• What this task involves
Exclude pictures; retype the lines below from the line containing "What does this" through the end of the records, both ends kept.

Saved entries:
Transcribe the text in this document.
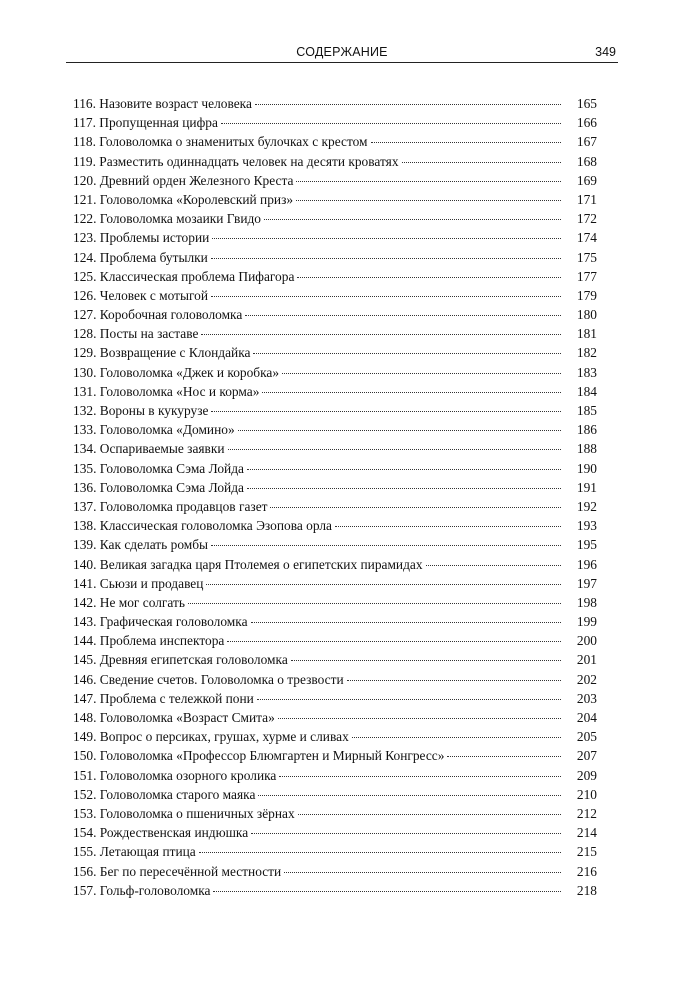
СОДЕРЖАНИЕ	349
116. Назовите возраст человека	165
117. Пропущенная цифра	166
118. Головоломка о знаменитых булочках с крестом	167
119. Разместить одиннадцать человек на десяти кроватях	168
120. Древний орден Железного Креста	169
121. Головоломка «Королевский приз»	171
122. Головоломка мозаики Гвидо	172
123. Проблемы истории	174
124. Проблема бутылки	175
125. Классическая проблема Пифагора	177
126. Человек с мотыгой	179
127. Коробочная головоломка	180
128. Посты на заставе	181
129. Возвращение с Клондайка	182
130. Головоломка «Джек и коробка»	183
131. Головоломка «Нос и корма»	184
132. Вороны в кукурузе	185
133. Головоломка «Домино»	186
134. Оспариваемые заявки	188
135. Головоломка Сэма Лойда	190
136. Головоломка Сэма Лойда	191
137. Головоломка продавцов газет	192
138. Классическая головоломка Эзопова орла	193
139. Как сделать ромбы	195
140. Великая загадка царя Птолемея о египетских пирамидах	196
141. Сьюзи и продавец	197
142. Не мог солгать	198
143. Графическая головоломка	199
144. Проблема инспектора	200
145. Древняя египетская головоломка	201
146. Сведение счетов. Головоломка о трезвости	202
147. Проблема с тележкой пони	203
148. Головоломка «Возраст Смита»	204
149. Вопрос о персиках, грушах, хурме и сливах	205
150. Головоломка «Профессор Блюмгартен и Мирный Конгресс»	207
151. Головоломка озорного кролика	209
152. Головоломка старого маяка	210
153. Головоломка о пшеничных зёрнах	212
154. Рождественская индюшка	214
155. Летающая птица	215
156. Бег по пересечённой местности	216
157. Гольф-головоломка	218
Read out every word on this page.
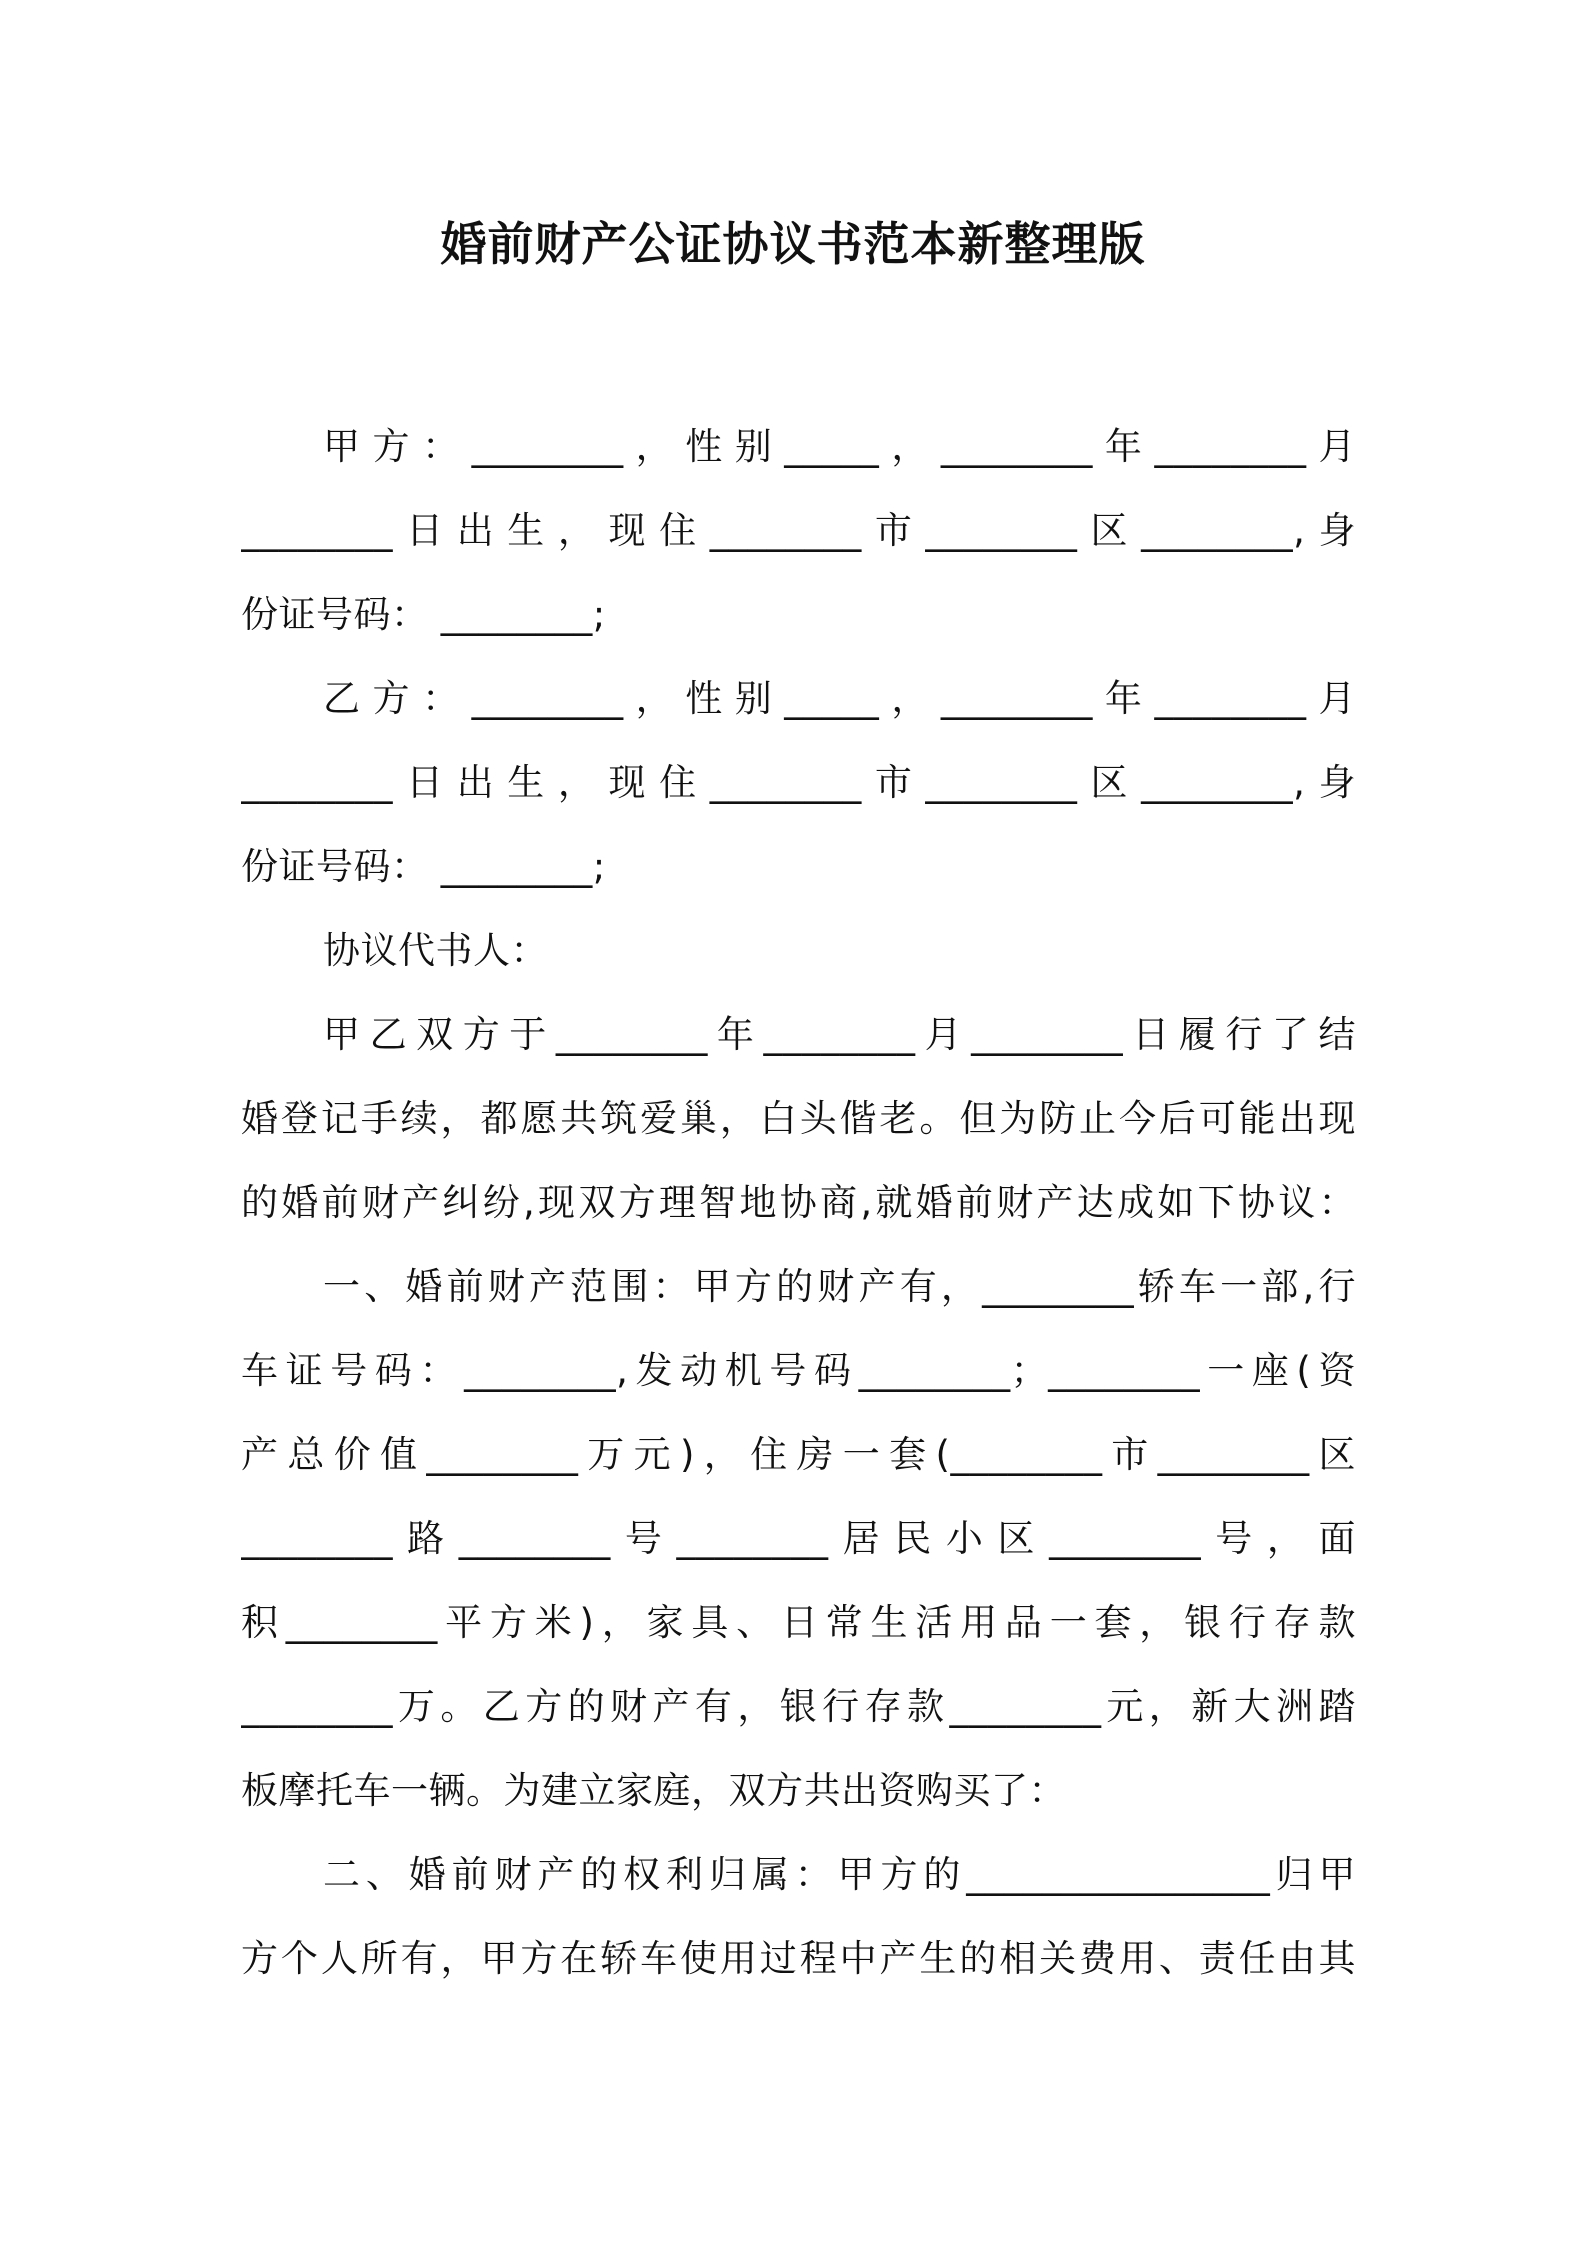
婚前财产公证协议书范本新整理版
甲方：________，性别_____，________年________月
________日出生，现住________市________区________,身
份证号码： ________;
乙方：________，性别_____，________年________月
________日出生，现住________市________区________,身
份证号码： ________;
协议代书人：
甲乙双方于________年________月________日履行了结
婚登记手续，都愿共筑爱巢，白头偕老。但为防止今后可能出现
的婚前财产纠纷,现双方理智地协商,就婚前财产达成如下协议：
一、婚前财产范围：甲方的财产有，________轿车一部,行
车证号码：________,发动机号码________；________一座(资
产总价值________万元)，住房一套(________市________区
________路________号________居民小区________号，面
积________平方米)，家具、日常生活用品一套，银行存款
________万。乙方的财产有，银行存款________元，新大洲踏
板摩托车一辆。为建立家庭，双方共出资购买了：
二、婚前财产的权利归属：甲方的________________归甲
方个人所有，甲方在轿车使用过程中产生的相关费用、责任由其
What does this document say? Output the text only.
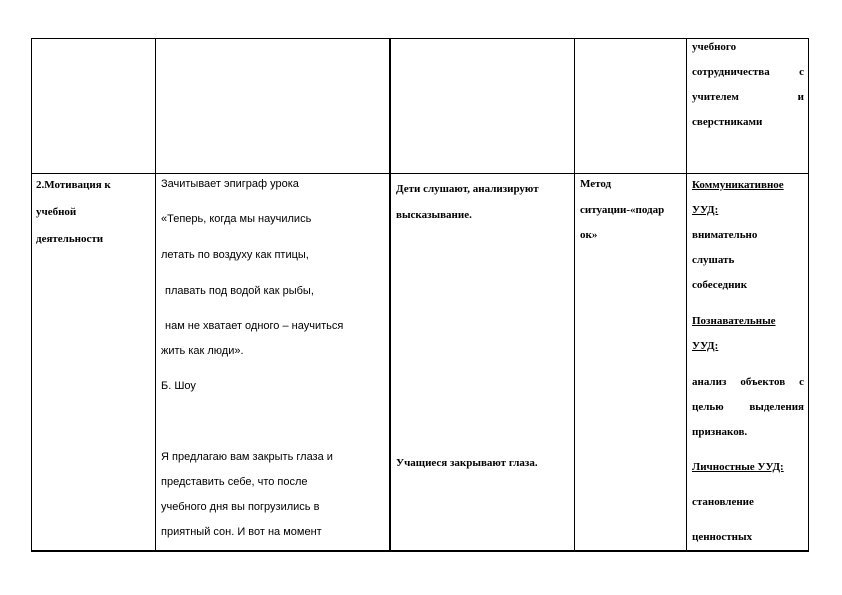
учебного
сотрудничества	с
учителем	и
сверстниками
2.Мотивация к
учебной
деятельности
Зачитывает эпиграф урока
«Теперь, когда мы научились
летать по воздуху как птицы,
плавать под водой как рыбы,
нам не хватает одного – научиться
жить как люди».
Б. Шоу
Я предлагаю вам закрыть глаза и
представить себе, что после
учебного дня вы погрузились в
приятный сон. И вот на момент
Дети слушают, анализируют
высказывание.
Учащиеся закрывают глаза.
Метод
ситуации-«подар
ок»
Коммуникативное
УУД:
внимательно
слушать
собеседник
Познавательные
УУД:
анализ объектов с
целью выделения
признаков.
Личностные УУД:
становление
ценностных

• Exercise solution
What does this document say? Output the text only.
учебного
сотрудничества	с
учителем	и
сверстниками
2.Мотивация к
учебной
деятельности
Зачитывает эпиграф урока
«Теперь, когда мы научились
летать по воздуху как птицы,
плавать под водой как рыбы,
нам не хватает одного – научиться
жить как люди».
Б. Шоу
Я предлагаю вам закрыть глаза и
представить себе, что после
учебного дня вы погрузились в
приятный сон. И вот на момент
Дети слушают, анализируют
высказывание.
Учащиеся закрывают глаза.
Метод
ситуации-«подар
ок»
Коммуникативное
УУД:
внимательно
слушать
собеседник
Познавательные
УУД:
анализ объектов с
целью выделения
признаков.
Личностные УУД:
становление
ценностных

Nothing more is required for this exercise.